-- Brief --
Every line of the material is to be quoted verbatim, minus the pictures.

-- Extracted information --
◆ ◆ ◆ ◆ ◆ ◆ ◆
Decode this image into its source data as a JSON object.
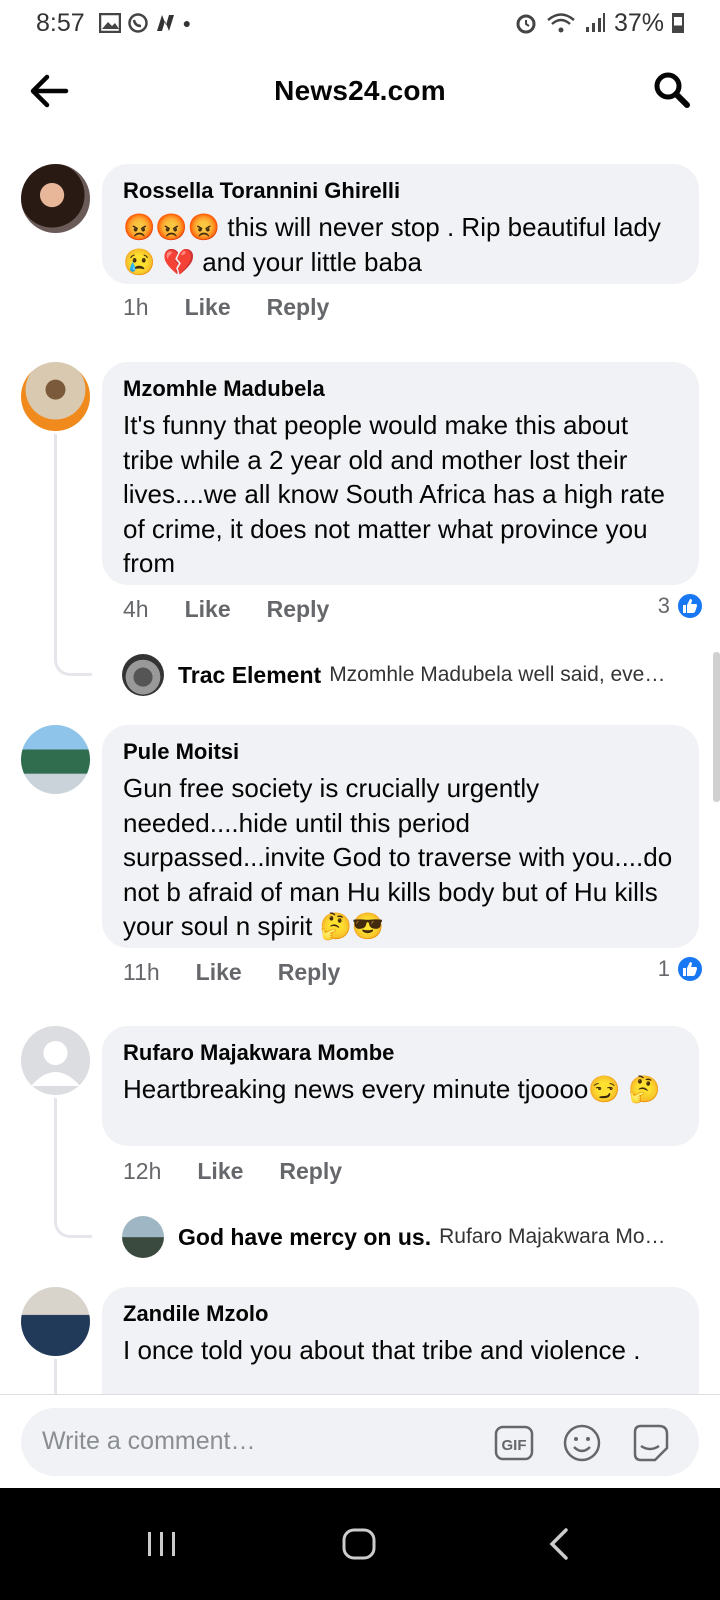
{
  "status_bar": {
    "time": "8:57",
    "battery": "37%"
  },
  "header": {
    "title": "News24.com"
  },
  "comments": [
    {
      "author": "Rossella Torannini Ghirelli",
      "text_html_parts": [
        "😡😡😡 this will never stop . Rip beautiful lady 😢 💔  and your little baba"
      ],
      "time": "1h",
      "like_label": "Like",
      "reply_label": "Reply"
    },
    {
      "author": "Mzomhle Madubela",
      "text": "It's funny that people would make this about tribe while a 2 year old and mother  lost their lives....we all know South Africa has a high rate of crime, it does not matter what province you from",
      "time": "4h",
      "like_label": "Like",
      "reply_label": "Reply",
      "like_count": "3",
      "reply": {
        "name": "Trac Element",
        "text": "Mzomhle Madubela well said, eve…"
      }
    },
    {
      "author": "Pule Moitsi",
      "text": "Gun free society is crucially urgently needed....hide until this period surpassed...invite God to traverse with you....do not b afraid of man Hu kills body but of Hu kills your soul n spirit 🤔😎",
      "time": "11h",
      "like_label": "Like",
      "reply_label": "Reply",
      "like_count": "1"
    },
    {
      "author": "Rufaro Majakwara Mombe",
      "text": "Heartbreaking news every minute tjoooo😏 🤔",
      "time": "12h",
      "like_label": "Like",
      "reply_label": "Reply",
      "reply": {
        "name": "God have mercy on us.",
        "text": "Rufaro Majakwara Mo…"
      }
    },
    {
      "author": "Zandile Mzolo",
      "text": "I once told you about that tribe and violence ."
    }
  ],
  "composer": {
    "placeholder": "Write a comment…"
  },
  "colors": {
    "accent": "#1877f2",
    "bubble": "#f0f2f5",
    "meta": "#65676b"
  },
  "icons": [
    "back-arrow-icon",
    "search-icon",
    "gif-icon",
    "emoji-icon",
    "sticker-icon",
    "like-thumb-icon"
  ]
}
◆ ◆ ◆ ◆ ◆ ◆ ◆
-- The response --
Decode this image into its source data as a JSON object.
{
  "status_bar": {
    "time": "8:57",
    "battery": "37%"
  },
  "header": {
    "title": "News24.com"
  },
  "comments": [
    {
      "author": "Rossella Torannini Ghirelli",
      "text_html_parts": [
        "😡😡😡 this will never stop . Rip beautiful lady 😢 💔  and your little baba"
      ],
      "time": "1h",
      "like_label": "Like",
      "reply_label": "Reply"
    },
    {
      "author": "Mzomhle Madubela",
      "text": "It's funny that people would make this about tribe while a 2 year old and mother  lost their lives....we all know South Africa has a high rate of crime, it does not matter what province you from",
      "time": "4h",
      "like_label": "Like",
      "reply_label": "Reply",
      "like_count": "3",
      "reply": {
        "name": "Trac Element",
        "text": "Mzomhle Madubela well said, eve…"
      }
    },
    {
      "author": "Pule Moitsi",
      "text": "Gun free society is crucially urgently needed....hide until this period surpassed...invite God to traverse with you....do not b afraid of man Hu kills body but of Hu kills your soul n spirit 🤔😎",
      "time": "11h",
      "like_label": "Like",
      "reply_label": "Reply",
      "like_count": "1"
    },
    {
      "author": "Rufaro Majakwara Mombe",
      "text": "Heartbreaking news every minute tjoooo😏 🤔",
      "time": "12h",
      "like_label": "Like",
      "reply_label": "Reply",
      "reply": {
        "name": "God have mercy on us.",
        "text": "Rufaro Majakwara Mo…"
      }
    },
    {
      "author": "Zandile Mzolo",
      "text": "I once told you about that tribe and violence ."
    }
  ],
  "composer": {
    "placeholder": "Write a comment…"
  },
  "colors": {
    "accent": "#1877f2",
    "bubble": "#f0f2f5",
    "meta": "#65676b"
  },
  "icons": [
    "back-arrow-icon",
    "search-icon",
    "gif-icon",
    "emoji-icon",
    "sticker-icon",
    "like-thumb-icon"
  ]
}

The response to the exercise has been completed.